[A run of records]
------------------------

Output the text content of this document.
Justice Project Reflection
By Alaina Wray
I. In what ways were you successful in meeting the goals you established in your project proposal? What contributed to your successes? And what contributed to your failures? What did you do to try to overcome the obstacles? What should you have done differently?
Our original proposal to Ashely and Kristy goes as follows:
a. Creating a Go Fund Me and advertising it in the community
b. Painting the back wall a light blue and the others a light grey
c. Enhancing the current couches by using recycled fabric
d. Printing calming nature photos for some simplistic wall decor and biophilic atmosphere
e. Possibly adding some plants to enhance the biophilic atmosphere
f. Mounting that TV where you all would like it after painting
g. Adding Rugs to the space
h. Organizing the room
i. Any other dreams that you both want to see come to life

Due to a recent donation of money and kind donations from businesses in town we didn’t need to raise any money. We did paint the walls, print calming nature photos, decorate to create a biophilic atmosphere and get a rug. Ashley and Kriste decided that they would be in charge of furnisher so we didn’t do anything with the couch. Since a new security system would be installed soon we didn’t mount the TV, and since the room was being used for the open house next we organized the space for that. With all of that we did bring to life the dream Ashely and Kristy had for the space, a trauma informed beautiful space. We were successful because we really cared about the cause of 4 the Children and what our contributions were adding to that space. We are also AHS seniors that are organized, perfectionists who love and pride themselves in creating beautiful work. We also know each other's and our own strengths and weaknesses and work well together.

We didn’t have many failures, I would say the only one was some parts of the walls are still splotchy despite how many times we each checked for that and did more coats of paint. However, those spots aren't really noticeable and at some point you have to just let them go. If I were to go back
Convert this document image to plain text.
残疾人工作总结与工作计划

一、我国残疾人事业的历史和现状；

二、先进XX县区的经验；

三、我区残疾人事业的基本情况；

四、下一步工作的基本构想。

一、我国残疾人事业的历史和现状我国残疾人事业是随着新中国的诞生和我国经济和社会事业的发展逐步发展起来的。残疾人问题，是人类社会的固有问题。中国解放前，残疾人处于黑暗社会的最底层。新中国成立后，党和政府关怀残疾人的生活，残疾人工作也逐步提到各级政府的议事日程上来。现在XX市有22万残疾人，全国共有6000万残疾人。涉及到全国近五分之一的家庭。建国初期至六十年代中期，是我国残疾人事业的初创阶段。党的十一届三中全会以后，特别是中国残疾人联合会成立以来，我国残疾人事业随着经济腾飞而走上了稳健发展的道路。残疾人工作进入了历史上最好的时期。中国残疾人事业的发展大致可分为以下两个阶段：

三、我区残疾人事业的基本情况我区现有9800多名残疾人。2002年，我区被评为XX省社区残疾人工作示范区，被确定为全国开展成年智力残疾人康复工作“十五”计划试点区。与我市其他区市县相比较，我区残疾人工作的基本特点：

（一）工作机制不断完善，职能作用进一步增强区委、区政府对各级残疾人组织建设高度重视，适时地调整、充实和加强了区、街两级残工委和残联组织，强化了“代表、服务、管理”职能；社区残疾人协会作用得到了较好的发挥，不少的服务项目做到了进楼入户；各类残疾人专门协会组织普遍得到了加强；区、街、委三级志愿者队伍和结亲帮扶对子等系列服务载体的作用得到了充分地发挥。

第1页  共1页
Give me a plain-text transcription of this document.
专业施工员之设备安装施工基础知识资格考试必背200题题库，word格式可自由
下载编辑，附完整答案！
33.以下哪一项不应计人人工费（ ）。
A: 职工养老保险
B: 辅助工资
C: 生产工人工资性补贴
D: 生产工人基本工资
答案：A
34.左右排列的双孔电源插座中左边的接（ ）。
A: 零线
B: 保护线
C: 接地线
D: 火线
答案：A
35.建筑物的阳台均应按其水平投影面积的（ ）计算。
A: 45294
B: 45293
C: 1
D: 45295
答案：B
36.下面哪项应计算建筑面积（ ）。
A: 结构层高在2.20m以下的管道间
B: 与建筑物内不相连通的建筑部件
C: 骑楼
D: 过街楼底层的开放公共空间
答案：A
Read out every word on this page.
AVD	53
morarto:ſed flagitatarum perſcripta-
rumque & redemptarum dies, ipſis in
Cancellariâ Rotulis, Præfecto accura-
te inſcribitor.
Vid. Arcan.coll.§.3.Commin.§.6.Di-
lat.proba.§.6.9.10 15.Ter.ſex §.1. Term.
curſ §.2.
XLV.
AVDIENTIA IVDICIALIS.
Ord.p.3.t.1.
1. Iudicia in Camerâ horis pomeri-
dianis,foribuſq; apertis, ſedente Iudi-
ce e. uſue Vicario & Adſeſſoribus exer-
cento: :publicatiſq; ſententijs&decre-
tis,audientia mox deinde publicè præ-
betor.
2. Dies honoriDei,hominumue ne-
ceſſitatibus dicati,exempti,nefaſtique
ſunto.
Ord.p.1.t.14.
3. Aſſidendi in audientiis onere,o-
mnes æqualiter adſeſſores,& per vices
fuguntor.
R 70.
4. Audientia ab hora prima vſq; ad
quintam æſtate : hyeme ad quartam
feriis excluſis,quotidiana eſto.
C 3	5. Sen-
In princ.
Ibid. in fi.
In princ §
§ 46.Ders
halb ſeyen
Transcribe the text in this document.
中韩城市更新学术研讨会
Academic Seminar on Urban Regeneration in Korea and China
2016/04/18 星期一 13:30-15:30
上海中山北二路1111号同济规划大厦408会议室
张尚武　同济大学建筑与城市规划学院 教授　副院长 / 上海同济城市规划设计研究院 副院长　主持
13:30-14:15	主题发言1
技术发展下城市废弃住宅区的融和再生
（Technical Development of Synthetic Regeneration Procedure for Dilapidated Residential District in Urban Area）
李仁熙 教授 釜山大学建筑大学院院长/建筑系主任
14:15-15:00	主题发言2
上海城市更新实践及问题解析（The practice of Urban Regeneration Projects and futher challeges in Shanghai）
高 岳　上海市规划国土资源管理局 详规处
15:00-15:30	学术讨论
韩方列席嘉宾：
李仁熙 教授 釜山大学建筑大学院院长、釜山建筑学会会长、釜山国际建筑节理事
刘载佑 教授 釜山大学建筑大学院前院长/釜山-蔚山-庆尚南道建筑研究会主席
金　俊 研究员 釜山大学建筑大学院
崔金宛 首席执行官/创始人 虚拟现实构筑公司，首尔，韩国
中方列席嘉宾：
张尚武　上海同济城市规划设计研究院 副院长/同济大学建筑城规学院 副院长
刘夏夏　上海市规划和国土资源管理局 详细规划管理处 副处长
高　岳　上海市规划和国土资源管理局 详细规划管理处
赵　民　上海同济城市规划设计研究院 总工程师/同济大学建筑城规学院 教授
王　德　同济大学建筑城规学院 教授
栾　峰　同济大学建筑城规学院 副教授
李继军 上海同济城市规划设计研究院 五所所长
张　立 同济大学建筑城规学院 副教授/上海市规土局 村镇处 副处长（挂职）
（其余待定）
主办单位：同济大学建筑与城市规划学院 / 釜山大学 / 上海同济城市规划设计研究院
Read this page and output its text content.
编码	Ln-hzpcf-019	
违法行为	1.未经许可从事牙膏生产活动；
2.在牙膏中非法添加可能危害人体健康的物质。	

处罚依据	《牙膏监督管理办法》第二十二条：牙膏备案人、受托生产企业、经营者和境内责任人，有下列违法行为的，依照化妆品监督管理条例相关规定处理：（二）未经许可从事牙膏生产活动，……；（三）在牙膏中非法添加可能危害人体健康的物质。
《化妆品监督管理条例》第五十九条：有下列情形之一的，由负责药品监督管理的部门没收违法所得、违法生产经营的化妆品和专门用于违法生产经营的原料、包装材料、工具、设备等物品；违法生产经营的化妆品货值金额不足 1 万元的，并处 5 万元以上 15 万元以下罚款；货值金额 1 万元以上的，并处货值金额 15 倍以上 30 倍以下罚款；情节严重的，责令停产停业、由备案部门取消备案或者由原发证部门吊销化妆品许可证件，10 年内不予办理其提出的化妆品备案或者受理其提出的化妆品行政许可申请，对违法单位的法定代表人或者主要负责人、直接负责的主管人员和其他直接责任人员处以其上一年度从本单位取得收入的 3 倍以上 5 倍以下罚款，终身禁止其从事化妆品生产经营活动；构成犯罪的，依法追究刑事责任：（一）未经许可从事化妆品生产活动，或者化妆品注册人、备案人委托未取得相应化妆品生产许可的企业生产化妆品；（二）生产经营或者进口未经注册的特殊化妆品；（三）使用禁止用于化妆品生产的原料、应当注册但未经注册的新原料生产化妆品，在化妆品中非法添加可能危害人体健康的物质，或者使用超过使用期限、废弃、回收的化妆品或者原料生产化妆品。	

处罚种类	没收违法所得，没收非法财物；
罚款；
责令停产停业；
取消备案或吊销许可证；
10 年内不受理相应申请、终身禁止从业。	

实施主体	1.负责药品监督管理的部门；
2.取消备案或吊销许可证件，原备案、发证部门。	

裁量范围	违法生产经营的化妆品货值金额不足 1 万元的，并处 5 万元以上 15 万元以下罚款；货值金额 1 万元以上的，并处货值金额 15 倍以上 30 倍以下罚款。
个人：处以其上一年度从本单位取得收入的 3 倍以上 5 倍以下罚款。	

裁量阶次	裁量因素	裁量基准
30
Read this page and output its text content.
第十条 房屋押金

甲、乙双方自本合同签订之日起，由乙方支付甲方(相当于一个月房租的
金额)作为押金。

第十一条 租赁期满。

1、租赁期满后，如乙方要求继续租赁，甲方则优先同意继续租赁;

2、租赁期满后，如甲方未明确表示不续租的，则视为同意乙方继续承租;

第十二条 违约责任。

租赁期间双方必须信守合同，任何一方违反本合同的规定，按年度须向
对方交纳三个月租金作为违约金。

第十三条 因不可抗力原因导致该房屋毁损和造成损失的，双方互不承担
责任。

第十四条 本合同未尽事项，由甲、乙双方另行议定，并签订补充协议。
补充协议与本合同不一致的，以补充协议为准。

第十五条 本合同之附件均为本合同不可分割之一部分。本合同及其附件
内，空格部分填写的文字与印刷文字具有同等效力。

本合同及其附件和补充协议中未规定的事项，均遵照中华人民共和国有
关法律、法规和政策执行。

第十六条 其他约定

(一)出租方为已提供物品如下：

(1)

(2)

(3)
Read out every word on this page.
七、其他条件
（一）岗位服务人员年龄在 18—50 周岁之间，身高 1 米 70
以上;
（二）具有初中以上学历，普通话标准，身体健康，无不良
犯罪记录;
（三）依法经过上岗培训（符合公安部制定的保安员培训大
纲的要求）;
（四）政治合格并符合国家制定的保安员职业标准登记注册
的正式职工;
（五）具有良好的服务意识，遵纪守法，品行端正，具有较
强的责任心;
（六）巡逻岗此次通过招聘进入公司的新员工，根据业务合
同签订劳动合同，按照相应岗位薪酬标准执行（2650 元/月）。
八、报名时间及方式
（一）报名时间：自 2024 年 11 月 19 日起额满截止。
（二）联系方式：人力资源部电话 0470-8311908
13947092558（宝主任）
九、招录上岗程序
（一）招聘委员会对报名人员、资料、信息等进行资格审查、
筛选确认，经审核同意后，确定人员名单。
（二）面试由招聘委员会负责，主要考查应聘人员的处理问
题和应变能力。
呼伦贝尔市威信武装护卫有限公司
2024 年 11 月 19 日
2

------------------------

# Instructions for the task
Determine the number of lines containing "釜山大学建筑大学院院长". Write only that number.

# Solution to this problem
2